*** Begin section ***

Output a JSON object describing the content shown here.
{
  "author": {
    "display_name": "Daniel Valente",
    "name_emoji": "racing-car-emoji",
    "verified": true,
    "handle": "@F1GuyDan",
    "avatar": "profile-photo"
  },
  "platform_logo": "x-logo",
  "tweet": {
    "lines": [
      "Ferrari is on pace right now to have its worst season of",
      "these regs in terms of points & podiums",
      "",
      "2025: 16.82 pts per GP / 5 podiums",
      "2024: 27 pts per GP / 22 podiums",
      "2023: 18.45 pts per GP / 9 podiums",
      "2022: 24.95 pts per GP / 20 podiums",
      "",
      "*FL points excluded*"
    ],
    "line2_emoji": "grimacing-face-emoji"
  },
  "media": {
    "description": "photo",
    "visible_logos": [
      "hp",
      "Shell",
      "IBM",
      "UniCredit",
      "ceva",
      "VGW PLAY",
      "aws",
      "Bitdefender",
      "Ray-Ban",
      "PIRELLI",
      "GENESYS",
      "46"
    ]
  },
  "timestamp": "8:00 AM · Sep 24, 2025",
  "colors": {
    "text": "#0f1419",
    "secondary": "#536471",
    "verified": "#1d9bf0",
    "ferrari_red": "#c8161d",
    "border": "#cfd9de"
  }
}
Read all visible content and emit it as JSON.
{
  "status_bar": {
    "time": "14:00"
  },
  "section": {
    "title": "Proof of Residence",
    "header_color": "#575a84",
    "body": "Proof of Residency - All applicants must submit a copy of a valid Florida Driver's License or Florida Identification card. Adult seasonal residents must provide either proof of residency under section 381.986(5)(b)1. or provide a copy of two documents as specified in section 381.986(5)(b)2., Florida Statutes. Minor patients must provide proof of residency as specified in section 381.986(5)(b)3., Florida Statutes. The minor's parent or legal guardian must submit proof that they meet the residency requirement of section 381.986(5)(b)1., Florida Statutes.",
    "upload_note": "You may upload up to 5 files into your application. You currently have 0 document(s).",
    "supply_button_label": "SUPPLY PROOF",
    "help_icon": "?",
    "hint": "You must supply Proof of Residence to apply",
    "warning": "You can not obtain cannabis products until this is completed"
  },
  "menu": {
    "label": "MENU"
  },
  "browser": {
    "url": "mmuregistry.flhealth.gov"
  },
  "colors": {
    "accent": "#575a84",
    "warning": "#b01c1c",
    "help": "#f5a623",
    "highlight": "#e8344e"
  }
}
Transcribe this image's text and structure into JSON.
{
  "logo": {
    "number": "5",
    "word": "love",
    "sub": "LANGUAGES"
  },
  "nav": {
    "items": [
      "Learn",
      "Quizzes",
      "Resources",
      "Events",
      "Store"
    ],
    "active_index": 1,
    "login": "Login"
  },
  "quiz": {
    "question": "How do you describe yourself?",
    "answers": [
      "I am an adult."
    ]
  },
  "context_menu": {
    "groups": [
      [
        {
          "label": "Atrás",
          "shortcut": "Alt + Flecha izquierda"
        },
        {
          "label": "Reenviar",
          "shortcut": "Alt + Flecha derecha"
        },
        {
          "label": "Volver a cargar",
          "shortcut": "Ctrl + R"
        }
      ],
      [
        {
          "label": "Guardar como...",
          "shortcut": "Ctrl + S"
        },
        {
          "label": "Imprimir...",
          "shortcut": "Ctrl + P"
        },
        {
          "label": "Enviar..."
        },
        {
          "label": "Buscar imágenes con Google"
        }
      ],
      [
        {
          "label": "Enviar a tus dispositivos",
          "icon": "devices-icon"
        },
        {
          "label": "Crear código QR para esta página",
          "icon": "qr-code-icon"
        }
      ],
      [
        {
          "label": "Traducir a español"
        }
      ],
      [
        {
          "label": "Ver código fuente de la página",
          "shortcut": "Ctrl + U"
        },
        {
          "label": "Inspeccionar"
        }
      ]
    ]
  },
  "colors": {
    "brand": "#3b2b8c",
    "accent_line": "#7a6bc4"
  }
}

*** End section ***

### Task details
Nothing should be left out when the listing is retyped exactly.

### Task output
Output a JSON object describing the content shown here.
{
  "author": {
    "display_name": "Daniel Valente",
    "name_emoji": "racing-car-emoji",
    "verified": true,
    "handle": "@F1GuyDan",
    "avatar": "profile-photo"
  },
  "platform_logo": "x-logo",
  "tweet": {
    "lines": [
      "Ferrari is on pace right now to have its worst season of",
      "these regs in terms of points & podiums",
      "",
      "2025: 16.82 pts per GP / 5 podiums",
      "2024: 27 pts per GP / 22 podiums",
      "2023: 18.45 pts per GP / 9 podiums",
      "2022: 24.95 pts per GP / 20 podiums",
      "",
      "*FL points excluded*"
    ],
    "line2_emoji": "grimacing-face-emoji"
  },
  "media": {
    "description": "photo",
    "visible_logos": [
      "hp",
      "Shell",
      "IBM",
      "UniCredit",
      "ceva",
      "VGW PLAY",
      "aws",
      "Bitdefender",
      "Ray-Ban",
      "PIRELLI",
      "GENESYS",
      "46"
    ]
  },
  "timestamp": "8:00 AM · Sep 24, 2025",
  "colors": {
    "text": "#0f1419",
    "secondary": "#536471",
    "verified": "#1d9bf0",
    "ferrari_red": "#c8161d",
    "border": "#cfd9de"
  }
}
Read all visible content and emit it as JSON.
{
  "status_bar": {
    "time": "14:00"
  },
  "section": {
    "title": "Proof of Residence",
    "header_color": "#575a84",
    "body": "Proof of Residency - All applicants must submit a copy of a valid Florida Driver's License or Florida Identification card. Adult seasonal residents must provide either proof of residency under section 381.986(5)(b)1. or provide a copy of two documents as specified in section 381.986(5)(b)2., Florida Statutes. Minor patients must provide proof of residency as specified in section 381.986(5)(b)3., Florida Statutes. The minor's parent or legal guardian must submit proof that they meet the residency requirement of section 381.986(5)(b)1., Florida Statutes.",
    "upload_note": "You may upload up to 5 files into your application. You currently have 0 document(s).",
    "supply_button_label": "SUPPLY PROOF",
    "help_icon": "?",
    "hint": "You must supply Proof of Residence to apply",
    "warning": "You can not obtain cannabis products until this is completed"
  },
  "menu": {
    "label": "MENU"
  },
  "browser": {
    "url": "mmuregistry.flhealth.gov"
  },
  "colors": {
    "accent": "#575a84",
    "warning": "#b01c1c",
    "help": "#f5a623",
    "highlight": "#e8344e"
  }
}
Transcribe this image's text and structure into JSON.
{
  "logo": {
    "number": "5",
    "word": "love",
    "sub": "LANGUAGES"
  },
  "nav": {
    "items": [
      "Learn",
      "Quizzes",
      "Resources",
      "Events",
      "Store"
    ],
    "active_index": 1,
    "login": "Login"
  },
  "quiz": {
    "question": "How do you describe yourself?",
    "answers": [
      "I am an adult."
    ]
  },
  "context_menu": {
    "groups": [
      [
        {
          "label": "Atrás",
          "shortcut": "Alt + Flecha izquierda"
        },
        {
          "label": "Reenviar",
          "shortcut": "Alt + Flecha derecha"
        },
        {
          "label": "Volver a cargar",
          "shortcut": "Ctrl + R"
        }
      ],
      [
        {
          "label": "Guardar como...",
          "shortcut": "Ctrl + S"
        },
        {
          "label": "Imprimir...",
          "shortcut": "Ctrl + P"
        },
        {
          "label": "Enviar..."
        },
        {
          "label": "Buscar imágenes con Google"
        }
      ],
      [
        {
          "label": "Enviar a tus dispositivos",
          "icon": "devices-icon"
        },
        {
          "label": "Crear código QR para esta página",
          "icon": "qr-code-icon"
        }
      ],
      [
        {
          "label": "Traducir a español"
        }
      ],
      [
        {
          "label": "Ver código fuente de la página",
          "shortcut": "Ctrl + U"
        },
        {
          "label": "Inspeccionar"
        }
      ]
    ]
  },
  "colors": {
    "brand": "#3b2b8c",
    "accent_line": "#7a6bc4"
  }
}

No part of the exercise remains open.